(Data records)
■ ■ ■

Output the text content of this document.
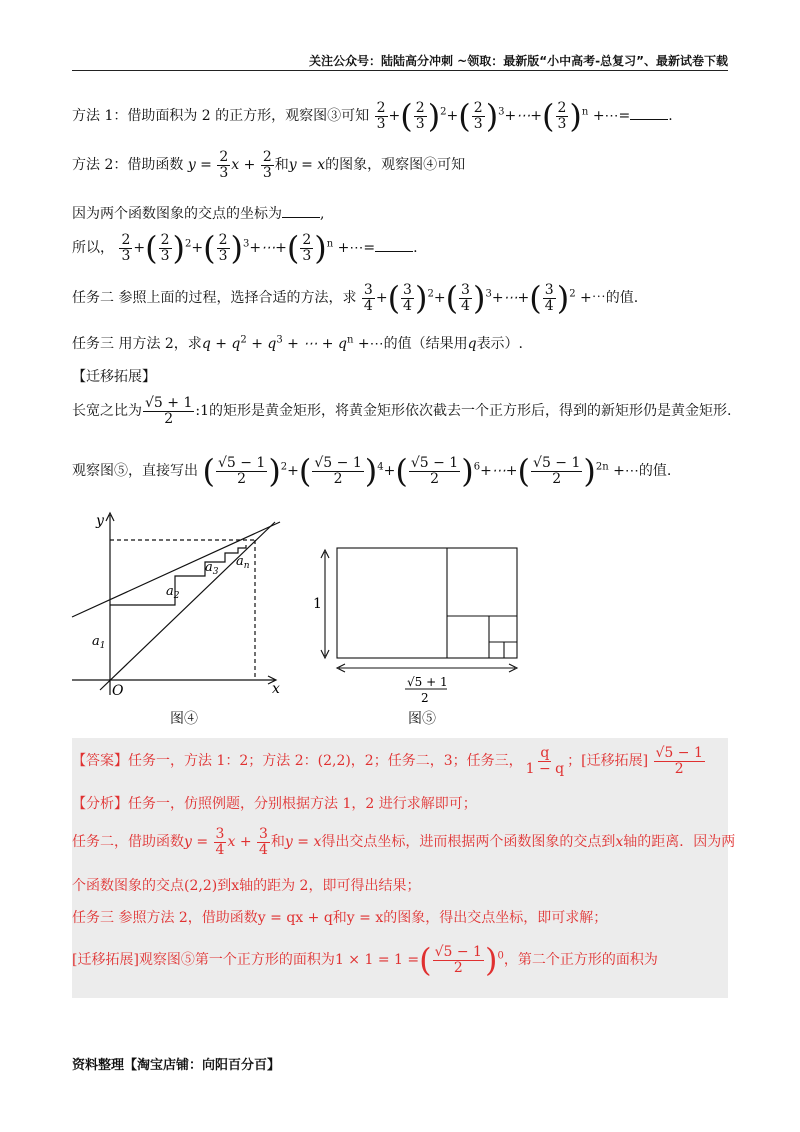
关注公众号：陆陆高分冲刺 ~领取：最新版“小中高考-总复习”、最新试卷下载
方法 1：借助面积为 2 的正方形，观察图③可知 $\frac{2}{3}$ +( $\frac{2}{3} )^2+( \frac{2}{3}$ )$^3+\cdots+( \frac{2}{3} )^n$ +⋯=	.
方法 2：借助函数 $y = \frac{2}{3}$ $x + \frac{2}{3}$ 和y = x的图象，观察图④可知
因为两个函数图象的交点的坐标为	,
所以， $\frac{2}{3}$ +( $\frac{2}{3} )^2+( \frac{2}{3}$ )$^3+\cdots+( \frac{2}{3} )^n$ +⋯=	.
任务二 参照上面的过程，选择合适的方法，求 $\frac{3}{4}$ +( $\frac{3}{4} )^2+( \frac{3}{4}$ )$^3+\cdots+( \frac{3}{4} )^2$ +⋯的值.
任务三 用方法 2，求$q + q^2 + q^3$ + ⋯ + $q^n$ +⋯的值（结果用q表示）.
【迁移拓展】
长宽之比为 $\frac{√5 + 1}{2}$ :1的矩形是黄金矩形，将黄金矩形依次截去一个正方形后，得到的新矩形仍是黄金矩形.
观察图⑤，直接写出 ( $\frac{√5 - 1}{2} )^2+( \frac{√5 - 1}{2} )^4+( \frac{√5 - 1}{2}$ )$^6+\cdots+( \frac{√5 - 1}{2} )^{2n}$ +⋯的值.
y
x
O
$a_1$
$a_2$
$a_3$
$a_n$
图④
1
√5 + 1
2
图⑤
【答案】任务一，方法 1：2；方法 2：(2,2)，2；任务二，3；任务三， $\frac{q}{1 - q}$ ；[迁移拓展] $\frac{√5 - 1}{2}$
【分析】任务一，仿照例题，分别根据方法 1，2 进行求解即可；
任务二，借助函数$y = \frac{3}{4}$ $x + \frac{3}{4}$ 和y = x得出交点坐标，进而根据两个函数图象的交点到x轴的距离．因为两
个函数图象的交点(2,2)到x轴的距为 2，即可得出结果；
任务三 参照方法 2，借助函数y = qx + q和y = x的图象，得出交点坐标，即可求解；
[迁移拓展]观察图⑤第一个正方形的面积为1 × 1 = 1 =( $\frac{√5 - 1}{2} )^0$，第二个正方形的面积为
资料整理【淘宝店铺：向阳百分百】
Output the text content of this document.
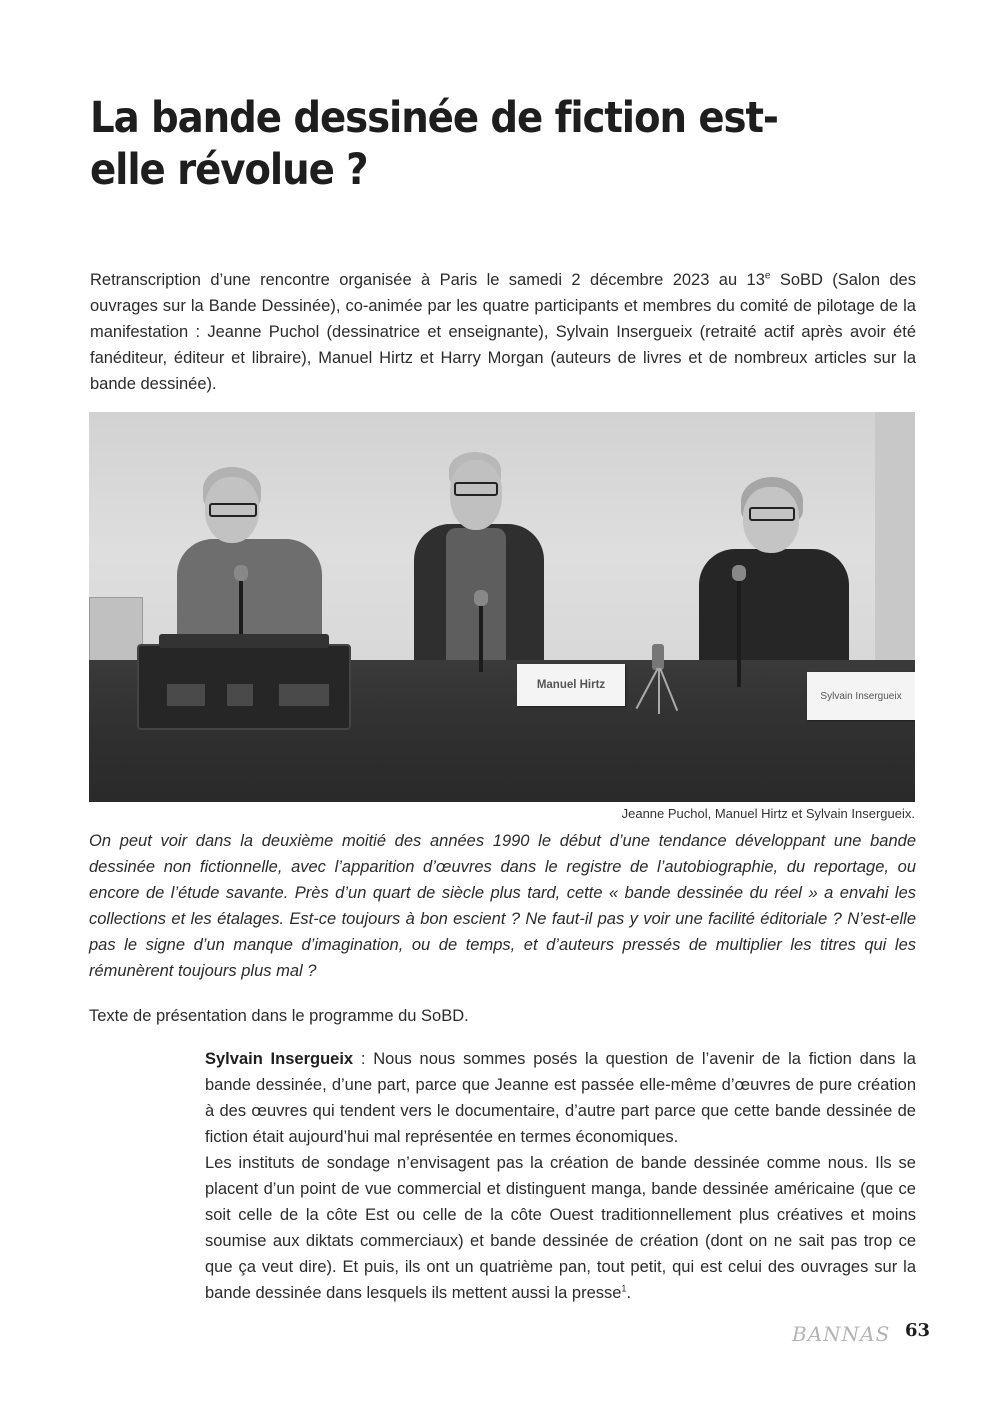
La bande dessinée de fiction est-elle révolue ?

Retranscription d’une rencontre organisée à Paris le samedi 2 décembre 2023 au 13e SoBD (Salon des ouvrages sur la Bande Dessinée), co-animée par les quatre participants et membres du comité de pilotage de la manifestation : Jeanne Puchol (dessinatrice et enseignante), Sylvain Insergueix (retraité actif après avoir été fanéditeur, éditeur et libraire), Manuel Hirtz et Harry Morgan (auteurs de livres et de nombreux articles sur la bande dessinée).

Manuel Hirtz
Sylvain Insergueix

Jeanne Puchol, Manuel Hirtz et Sylvain Insergueix.

On peut voir dans la deuxième moitié des années 1990 le début d’une tendance développant une bande dessinée non fictionnelle, avec l’apparition d’œuvres dans le registre de l’autobiographie, du reportage, ou encore de l’étude savante. Près d’un quart de siècle plus tard, cette « bande dessinée du réel » a envahi les collections et les étalages. Est-ce toujours à bon escient ? Ne faut-il pas y voir une facilité éditoriale ? N’est-elle pas le signe d’un manque d’imagination, ou de temps, et d’auteurs pressés de multiplier les titres qui les rémunèrent toujours plus mal ?

Texte de présentation dans le programme du SoBD.

Sylvain Insergueix : Nous nous sommes posés la question de l’avenir de la fiction dans la bande dessinée, d’une part, parce que Jeanne est passée elle-même d’œuvres de pure création à des œuvres qui tendent vers le documentaire, d’autre part parce que cette bande dessinée de fiction était aujourd’hui mal représentée en termes économiques.

Les instituts de sondage n’envisagent pas la création de bande dessinée comme nous. Ils se placent d’un point de vue commercial et distinguent manga, bande dessinée américaine (que ce soit celle de la côte Est ou celle de la côte Ouest traditionnellement plus créatives et moins soumise aux diktats commerciaux) et bande dessinée de création (dont on ne sait pas trop ce que ça veut dire). Et puis, ils ont un quatrième pan, tout petit, qui est celui des ouvrages sur la bande dessinée dans lesquels ils mettent aussi la presse$^1$.

BANNAS 63
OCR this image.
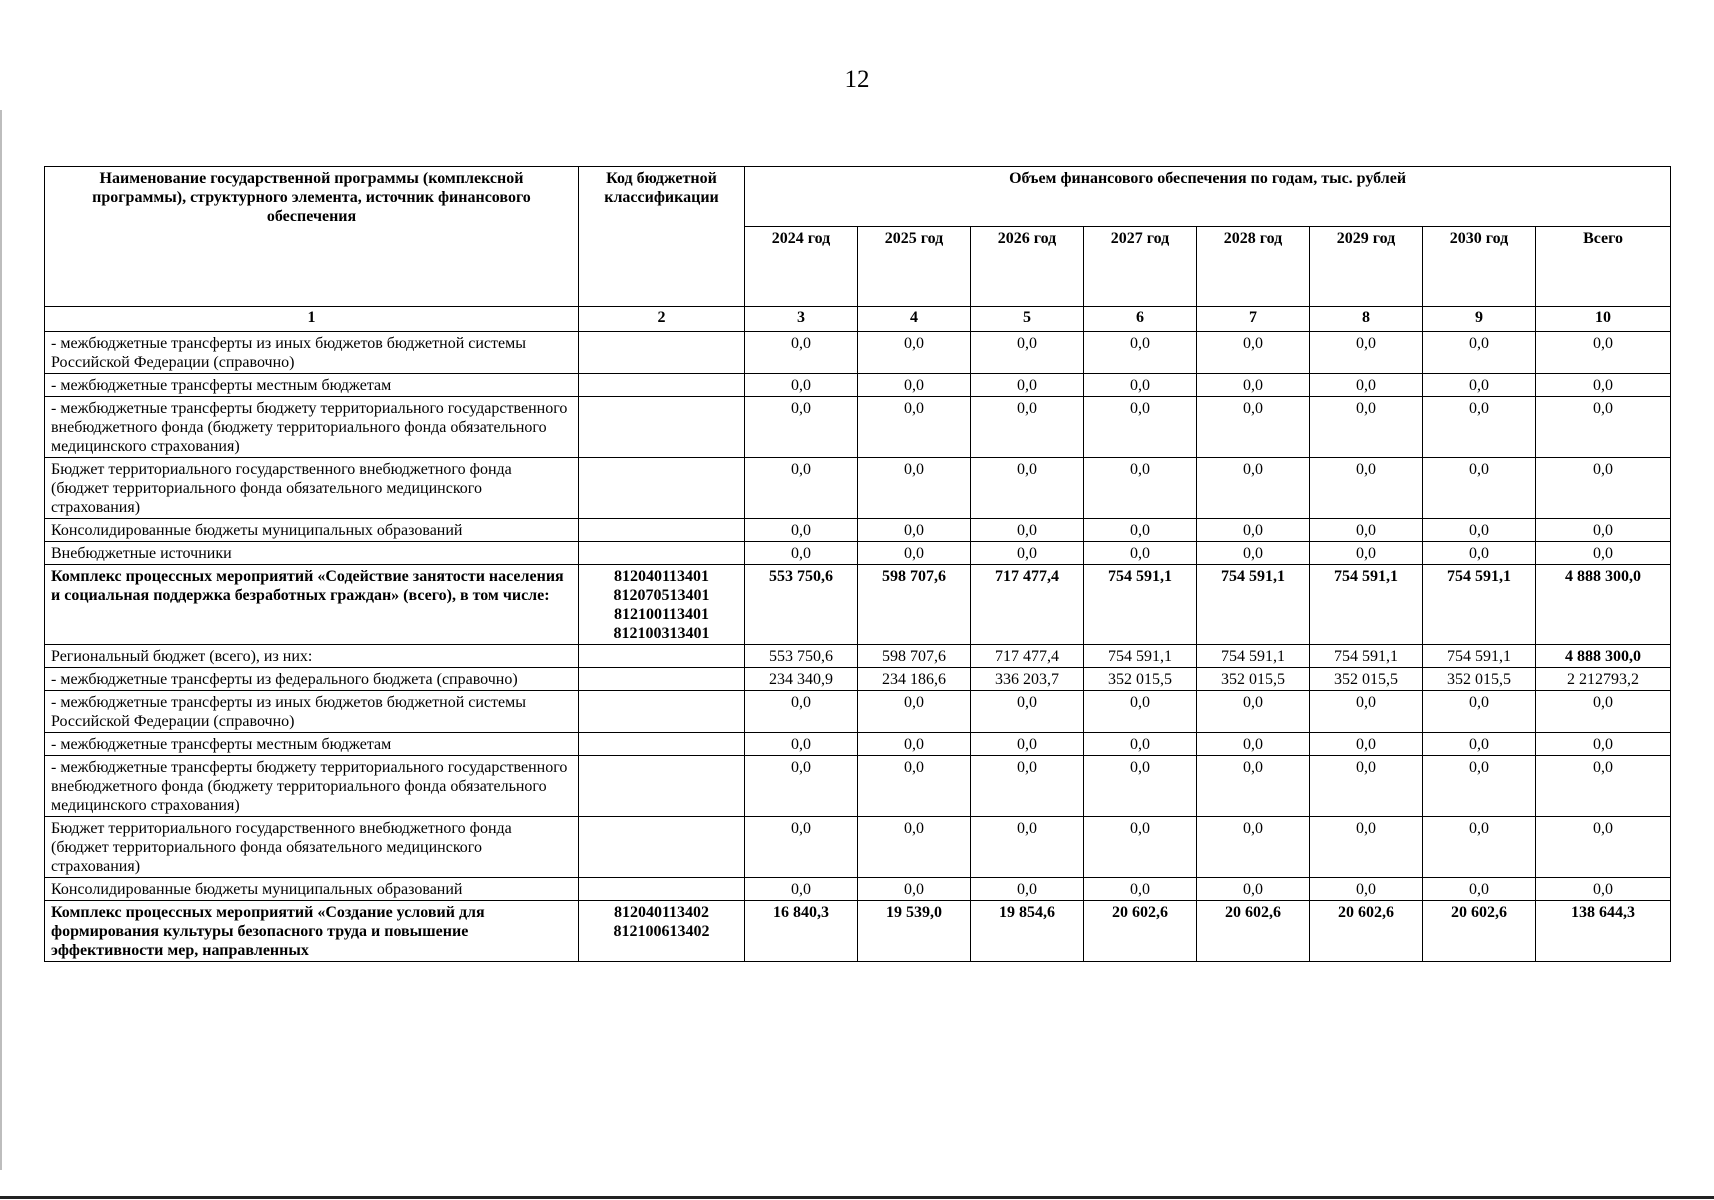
12
Наименование государственной программы (комплексной программы), структурного элемента, источник финансового обеспечения	Код бюджетной классификации	Объем финансового обеспечения по годам, тыс. рублей							
		2024 год	2025 год	2026 год	2027 год	2028 год	2029 год	2030 год	Всего
1	2	3	4	5	6	7	8	9	10
- межбюджетные трансферты из иных бюджетов бюджетной системы Российской Федерации (справочно)		0,0	0,0	0,0	0,0	0,0	0,0	0,0	0,0
- межбюджетные трансферты местным бюджетам		0,0	0,0	0,0	0,0	0,0	0,0	0,0	0,0
- межбюджетные трансферты бюджету территориального государственного внебюджетного фонда (бюджету территориального фонда обязательного медицинского страхования)		0,0	0,0	0,0	0,0	0,0	0,0	0,0	0,0
Бюджет территориального государственного внебюджетного фонда (бюджет территориального фонда обязательного медицинского страхования)		0,0	0,0	0,0	0,0	0,0	0,0	0,0	0,0
Консолидированные бюджеты муниципальных образований		0,0	0,0	0,0	0,0	0,0	0,0	0,0	0,0
Внебюджетные источники		0,0	0,0	0,0	0,0	0,0	0,0	0,0	0,0
Комплекс процессных мероприятий «Содействие занятости населения и социальная поддержка безработных граждан» (всего), в том числе:	812040113401
812070513401
812100113401
812100313401	553 750,6	598 707,6	717 477,4	754 591,1	754 591,1	754 591,1	754 591,1	4 888 300,0
Региональный бюджет (всего), из них:		553 750,6	598 707,6	717 477,4	754 591,1	754 591,1	754 591,1	754 591,1	4 888 300,0
- межбюджетные трансферты из федерального бюджета (справочно)		234 340,9	234 186,6	336 203,7	352 015,5	352 015,5	352 015,5	352 015,5	2 212793,2
- межбюджетные трансферты из иных бюджетов бюджетной системы Российской Федерации (справочно)		0,0	0,0	0,0	0,0	0,0	0,0	0,0	0,0
- межбюджетные трансферты местным бюджетам		0,0	0,0	0,0	0,0	0,0	0,0	0,0	0,0
- межбюджетные трансферты бюджету территориального государственного внебюджетного фонда (бюджету территориального фонда обязательного медицинского страхования)		0,0	0,0	0,0	0,0	0,0	0,0	0,0	0,0
Бюджет территориального государственного внебюджетного фонда (бюджет территориального фонда обязательного медицинского страхования)		0,0	0,0	0,0	0,0	0,0	0,0	0,0	0,0
Консолидированные бюджеты муниципальных образований		0,0	0,0	0,0	0,0	0,0	0,0	0,0	0,0
Комплекс процессных мероприятий «Создание условий для формирования культуры безопасного труда и повышение эффективности мер, направленных	812040113402
812100613402	16 840,3	19 539,0	19 854,6	20 602,6	20 602,6	20 602,6	20 602,6	138 644,3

■ ■ ■

◆ INSTRUCTIONS TO FOLLOW
Please transcribe the material above exactly as written. Leave the pictures out.

◆ TASK RESULT
Output the text content of this document.
关注公众号：陆陆高分冲刺 ~领取：最新版“小中高考-总复习”、最新试卷下载
方法 1：借助面积为 2 的正方形，观察图③可知 $\frac{2}{3}$ +( $\frac{2}{3} )^2+( \frac{2}{3}$ )$^3+\cdots+( \frac{2}{3} )^n$ +⋯=	.
方法 2：借助函数 $y = \frac{2}{3}$ $x + \frac{2}{3}$ 和y = x的图象，观察图④可知
因为两个函数图象的交点的坐标为	,
所以， $\frac{2}{3}$ +( $\frac{2}{3} )^2+( \frac{2}{3}$ )$^3+\cdots+( \frac{2}{3} )^n$ +⋯=	.
任务二 参照上面的过程，选择合适的方法，求 $\frac{3}{4}$ +( $\frac{3}{4} )^2+( \frac{3}{4}$ )$^3+\cdots+( \frac{3}{4} )^2$ +⋯的值.
任务三 用方法 2，求$q + q^2 + q^3$ + ⋯ + $q^n$ +⋯的值（结果用q表示）.
【迁移拓展】
长宽之比为 $\frac{√5 + 1}{2}$ :1的矩形是黄金矩形，将黄金矩形依次截去一个正方形后，得到的新矩形仍是黄金矩形.
观察图⑤，直接写出 ( $\frac{√5 - 1}{2} )^2+( \frac{√5 - 1}{2} )^4+( \frac{√5 - 1}{2}$ )$^6+\cdots+( \frac{√5 - 1}{2} )^{2n}$ +⋯的值.
y
x
O
$a_1$
$a_2$
$a_3$
$a_n$
图④
1
√5 + 1
2
图⑤
【答案】任务一，方法 1：2；方法 2：(2,2)，2；任务二，3；任务三， $\frac{q}{1 - q}$ ；[迁移拓展] $\frac{√5 - 1}{2}$
【分析】任务一，仿照例题，分别根据方法 1，2 进行求解即可；
任务二，借助函数$y = \frac{3}{4}$ $x + \frac{3}{4}$ 和y = x得出交点坐标，进而根据两个函数图象的交点到x轴的距离．因为两
个函数图象的交点(2,2)到x轴的距为 2，即可得出结果；
任务三 参照方法 2，借助函数y = qx + q和y = x的图象，得出交点坐标，即可求解；
[迁移拓展]观察图⑤第一个正方形的面积为1 × 1 = 1 =( $\frac{√5 - 1}{2} )^0$，第二个正方形的面积为
资料整理【淘宝店铺：向阳百分百】
Output the text content of this document.
La bande dessinée de fiction est-elle révolue ?

Retranscription d’une rencontre organisée à Paris le samedi 2 décembre 2023 au 13e SoBD (Salon des ouvrages sur la Bande Dessinée), co-animée par les quatre participants et membres du comité de pilotage de la manifestation : Jeanne Puchol (dessinatrice et enseignante), Sylvain Insergueix (retraité actif après avoir été fanéditeur, éditeur et libraire), Manuel Hirtz et Harry Morgan (auteurs de livres et de nombreux articles sur la bande dessinée).

Manuel Hirtz
Sylvain Insergueix

Jeanne Puchol, Manuel Hirtz et Sylvain Insergueix.

On peut voir dans la deuxième moitié des années 1990 le début d’une tendance développant une bande dessinée non fictionnelle, avec l’apparition d’œuvres dans le registre de l’autobiographie, du reportage, ou encore de l’étude savante. Près d’un quart de siècle plus tard, cette « bande dessinée du réel » a envahi les collections et les étalages. Est-ce toujours à bon escient ? Ne faut-il pas y voir une facilité éditoriale ? N’est-elle pas le signe d’un manque d’imagination, ou de temps, et d’auteurs pressés de multiplier les titres qui les rémunèrent toujours plus mal ?

Texte de présentation dans le programme du SoBD.

Sylvain Insergueix : Nous nous sommes posés la question de l’avenir de la fiction dans la bande dessinée, d’une part, parce que Jeanne est passée elle-même d’œuvres de pure création à des œuvres qui tendent vers le documentaire, d’autre part parce que cette bande dessinée de fiction était aujourd’hui mal représentée en termes économiques.

Les instituts de sondage n’envisagent pas la création de bande dessinée comme nous. Ils se placent d’un point de vue commercial et distinguent manga, bande dessinée américaine (que ce soit celle de la côte Est ou celle de la côte Ouest traditionnellement plus créatives et moins soumise aux diktats commerciaux) et bande dessinée de création (dont on ne sait pas trop ce que ça veut dire). Et puis, ils ont un quatrième pan, tout petit, qui est celui des ouvrages sur la bande dessinée dans lesquels ils mettent aussi la presse$^1$.

BANNAS 63
OCR this image.
12
Наименование государственной программы (комплексной программы), структурного элемента, источник финансового обеспечения	Код бюджетной классификации	Объем финансового обеспечения по годам, тыс. рублей							
		2024 год	2025 год	2026 год	2027 год	2028 год	2029 год	2030 год	Всего
1	2	3	4	5	6	7	8	9	10
- межбюджетные трансферты из иных бюджетов бюджетной системы Российской Федерации (справочно)		0,0	0,0	0,0	0,0	0,0	0,0	0,0	0,0
- межбюджетные трансферты местным бюджетам		0,0	0,0	0,0	0,0	0,0	0,0	0,0	0,0
- межбюджетные трансферты бюджету территориального государственного внебюджетного фонда (бюджету территориального фонда обязательного медицинского страхования)		0,0	0,0	0,0	0,0	0,0	0,0	0,0	0,0
Бюджет территориального государственного внебюджетного фонда (бюджет территориального фонда обязательного медицинского страхования)		0,0	0,0	0,0	0,0	0,0	0,0	0,0	0,0
Консолидированные бюджеты муниципальных образований		0,0	0,0	0,0	0,0	0,0	0,0	0,0	0,0
Внебюджетные источники		0,0	0,0	0,0	0,0	0,0	0,0	0,0	0,0
Комплекс процессных мероприятий «Содействие занятости населения и социальная поддержка безработных граждан» (всего), в том числе:	812040113401
812070513401
812100113401
812100313401	553 750,6	598 707,6	717 477,4	754 591,1	754 591,1	754 591,1	754 591,1	4 888 300,0
Региональный бюджет (всего), из них:		553 750,6	598 707,6	717 477,4	754 591,1	754 591,1	754 591,1	754 591,1	4 888 300,0
- межбюджетные трансферты из федерального бюджета (справочно)		234 340,9	234 186,6	336 203,7	352 015,5	352 015,5	352 015,5	352 015,5	2 212793,2
- межбюджетные трансферты из иных бюджетов бюджетной системы Российской Федерации (справочно)		0,0	0,0	0,0	0,0	0,0	0,0	0,0	0,0
- межбюджетные трансферты местным бюджетам		0,0	0,0	0,0	0,0	0,0	0,0	0,0	0,0
- межбюджетные трансферты бюджету территориального государственного внебюджетного фонда (бюджету территориального фонда обязательного медицинского страхования)		0,0	0,0	0,0	0,0	0,0	0,0	0,0	0,0
Бюджет территориального государственного внебюджетного фонда (бюджет территориального фонда обязательного медицинского страхования)		0,0	0,0	0,0	0,0	0,0	0,0	0,0	0,0
Консолидированные бюджеты муниципальных образований		0,0	0,0	0,0	0,0	0,0	0,0	0,0	0,0
Комплекс процессных мероприятий «Создание условий для формирования культуры безопасного труда и повышение эффективности мер, направленных	812040113402
812100613402	16 840,3	19 539,0	19 854,6	20 602,6	20 602,6	20 602,6	20 602,6	138 644,3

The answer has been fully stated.